───── Фрагмент текста ─────

Меня также мало интересует пространство выставок и музеев – я оцениваю их только с точки зрения времени. Например, мне нравится классический авангард. Но какое значение это имеет теперь? Мне кажется, что нас ждет большой кризис культуры, а может быть, и всей нравственности. Тайну убили, всё материализовали, а дальше-то что? Вот если соберетесь почитать Соловьева, посмотрите, как это совпадает с сегодняшним днем.
Я был членом Горкома еще до 1975 года, потому что иногда делал иллюстрации для разных журналов: среди прочих, для «Знание – сила», «Вокруг света». А потом стал работать по договорам для театров, оформлял, в основном, детские спектакли. Подрамники я сам делал, холст натягивал и грунтовал, это потом уже на Западе разбаловался.
В 1970-х годах я продавал очень мало, практически одну, иногда – две картины в год, и жить на это было невозможно. Во всяком случае, в 1980-х у меня вся мастерская была забита работами. Когда мой галерист Клод Бернар, с которым я уже двадцать лет работаю, приехал ко мне в первый раз, он схватился за голову: «И вы всё это писали?» …Это сейчас ничего нет, всё в Европе, только несколько работ для архива храню здесь.

───── Исходные данные ─────

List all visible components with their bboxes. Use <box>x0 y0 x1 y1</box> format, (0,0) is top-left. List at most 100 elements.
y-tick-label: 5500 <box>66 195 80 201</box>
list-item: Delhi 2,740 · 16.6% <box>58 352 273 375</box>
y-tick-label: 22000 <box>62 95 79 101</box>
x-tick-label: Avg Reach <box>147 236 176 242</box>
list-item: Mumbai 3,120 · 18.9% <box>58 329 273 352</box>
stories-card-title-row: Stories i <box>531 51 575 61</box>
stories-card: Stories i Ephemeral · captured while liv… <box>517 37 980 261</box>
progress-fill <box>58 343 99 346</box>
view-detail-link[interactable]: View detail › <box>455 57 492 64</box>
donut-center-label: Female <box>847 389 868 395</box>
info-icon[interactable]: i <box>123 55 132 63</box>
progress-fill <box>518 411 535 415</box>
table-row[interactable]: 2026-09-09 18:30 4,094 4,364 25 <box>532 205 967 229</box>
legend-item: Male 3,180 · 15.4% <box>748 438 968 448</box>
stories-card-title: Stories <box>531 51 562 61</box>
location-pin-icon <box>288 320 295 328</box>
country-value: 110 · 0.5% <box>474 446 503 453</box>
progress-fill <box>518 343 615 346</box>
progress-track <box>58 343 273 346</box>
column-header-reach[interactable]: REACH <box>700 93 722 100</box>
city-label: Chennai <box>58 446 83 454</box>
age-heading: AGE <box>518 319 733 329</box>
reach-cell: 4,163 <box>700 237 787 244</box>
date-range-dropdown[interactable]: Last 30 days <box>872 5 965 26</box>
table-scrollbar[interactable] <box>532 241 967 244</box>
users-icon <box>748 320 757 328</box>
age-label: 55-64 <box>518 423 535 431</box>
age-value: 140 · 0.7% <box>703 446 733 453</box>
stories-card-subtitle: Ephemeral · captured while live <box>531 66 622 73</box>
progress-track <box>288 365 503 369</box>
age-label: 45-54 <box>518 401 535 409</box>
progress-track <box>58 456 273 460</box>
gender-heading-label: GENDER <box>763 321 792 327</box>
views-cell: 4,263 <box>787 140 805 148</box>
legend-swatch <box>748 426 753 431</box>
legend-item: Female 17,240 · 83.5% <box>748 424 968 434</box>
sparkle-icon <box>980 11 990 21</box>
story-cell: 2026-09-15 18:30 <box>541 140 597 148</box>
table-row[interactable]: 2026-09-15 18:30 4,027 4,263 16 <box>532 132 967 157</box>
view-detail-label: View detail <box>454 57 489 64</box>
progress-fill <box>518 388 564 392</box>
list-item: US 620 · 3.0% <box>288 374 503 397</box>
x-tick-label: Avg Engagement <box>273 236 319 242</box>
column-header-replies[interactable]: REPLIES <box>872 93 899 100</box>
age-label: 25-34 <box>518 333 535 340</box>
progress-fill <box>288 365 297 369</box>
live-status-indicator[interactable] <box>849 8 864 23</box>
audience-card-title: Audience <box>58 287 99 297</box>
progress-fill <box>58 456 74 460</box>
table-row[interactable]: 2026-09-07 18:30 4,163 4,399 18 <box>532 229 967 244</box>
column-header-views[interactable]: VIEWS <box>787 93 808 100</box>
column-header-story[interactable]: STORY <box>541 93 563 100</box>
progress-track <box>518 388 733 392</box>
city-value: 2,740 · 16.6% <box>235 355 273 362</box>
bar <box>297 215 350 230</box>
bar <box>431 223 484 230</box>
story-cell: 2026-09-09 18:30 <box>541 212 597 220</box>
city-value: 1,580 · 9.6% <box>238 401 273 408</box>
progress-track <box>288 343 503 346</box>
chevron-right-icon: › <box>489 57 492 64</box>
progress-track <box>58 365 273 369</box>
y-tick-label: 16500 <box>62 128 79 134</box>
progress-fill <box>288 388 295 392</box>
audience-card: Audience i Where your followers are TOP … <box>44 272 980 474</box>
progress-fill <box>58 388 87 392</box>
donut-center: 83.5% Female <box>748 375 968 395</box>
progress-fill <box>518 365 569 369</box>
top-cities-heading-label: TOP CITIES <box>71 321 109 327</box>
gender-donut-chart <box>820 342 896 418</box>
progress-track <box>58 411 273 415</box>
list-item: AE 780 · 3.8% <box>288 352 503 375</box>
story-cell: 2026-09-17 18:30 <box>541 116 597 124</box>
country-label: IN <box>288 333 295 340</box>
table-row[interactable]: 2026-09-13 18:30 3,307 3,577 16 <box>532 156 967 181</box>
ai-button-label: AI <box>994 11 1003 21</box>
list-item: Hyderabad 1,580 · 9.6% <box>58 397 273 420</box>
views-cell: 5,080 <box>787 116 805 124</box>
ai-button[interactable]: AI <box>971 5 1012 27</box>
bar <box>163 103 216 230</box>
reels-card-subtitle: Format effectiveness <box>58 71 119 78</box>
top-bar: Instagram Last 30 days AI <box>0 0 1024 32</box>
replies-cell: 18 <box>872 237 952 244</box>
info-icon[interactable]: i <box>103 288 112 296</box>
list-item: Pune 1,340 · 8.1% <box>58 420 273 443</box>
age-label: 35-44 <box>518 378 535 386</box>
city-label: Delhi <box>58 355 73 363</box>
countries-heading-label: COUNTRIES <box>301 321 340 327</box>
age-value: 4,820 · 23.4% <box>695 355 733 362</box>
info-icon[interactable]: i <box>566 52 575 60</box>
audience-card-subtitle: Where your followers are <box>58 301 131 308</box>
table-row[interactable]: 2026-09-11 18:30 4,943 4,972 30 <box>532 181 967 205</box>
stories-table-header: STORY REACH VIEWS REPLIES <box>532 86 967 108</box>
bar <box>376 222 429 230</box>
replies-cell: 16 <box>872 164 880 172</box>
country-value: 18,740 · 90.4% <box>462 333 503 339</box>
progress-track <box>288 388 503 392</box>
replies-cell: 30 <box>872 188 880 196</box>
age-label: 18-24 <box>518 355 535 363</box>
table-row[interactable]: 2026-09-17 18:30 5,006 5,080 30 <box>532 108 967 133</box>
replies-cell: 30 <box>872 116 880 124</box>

─────

**Задание 1:** Установите, согласуются ли с фрагментом о творческой жизни художника утверждения (a), (b) и (c), и для каждого дайте ответ «да» или «нет» с точной цитатой, которая это подтверждает. (a) В 1970-х годах продавалось не более двух картин в год. (b) Подрамники для картин заказывались у мастеров. (c) Сотрудничество с галеристом Клодом Бернаром длится уже двадцать лет.
**Задание 2:** Продолжите фрагмент о творческой жизни художника начиная с фразы, следующей за его последним предложением.

**Ответ 1:**
(a) Да: «В 1970-х годах я продавал очень мало, практически одну, иногда – две картины в год».
(b) Нет: «Подрамники я сам делал, холст натягивал и грунтовал».
(c) Да: «мой галерист Клод Бернар, с которым я уже двадцать лет работаю».

**Ответ 2:**
Для меня не имело, наверное, никакого значения то обстоятельство, что информации с Запада было мало. Во-первых, я – эгоцентрист. Во-вторых, я крепко стал на ноги, когда познакомился и с русским авангардом, и с русской философией, а потом и с западной. Я уже стоял на собственных ногах. Правда, я получал журнал «Виштварно умение» из Чехословакии и что-то знал о том, что происходит в мире, но это для меня было не очень интересно, потому что это как бы была чужая история, а мне хотелось освободиться от советской истории и в первую очередь найти себя, понять, зачем ты живешь и куда идешь.
Когда начались все эти неоавангардные игры, мне это не понравилось. Например, Илья Кабаков был метафизик, и об этом писал Шифферс в «Альбомах Кабакова», потому что они были в то время в одной компании, а потом Илья попал под влияние соц-арта. Первым это начал делать Булатов, потом Комар с Меламидом, а потом и Илья переключился на это направление. Я это все терпеть не мог – ну не люблю я советский язык, что же с этим поделать, – а самого Булатова люблю: это прекрасный, порядочный человек, но его занятия искусством для меня – как выставка классиков советской эпохи в Манеже, и он об этом знает. И у нас с ним, при всем при этом, прекрасные отношения. Что касается Кабакова, то он выдержал на Западе испытание качеством, и это очень важно, потому что он конкурентоспособен в актуальном пространстве, хотя как художник он кончился.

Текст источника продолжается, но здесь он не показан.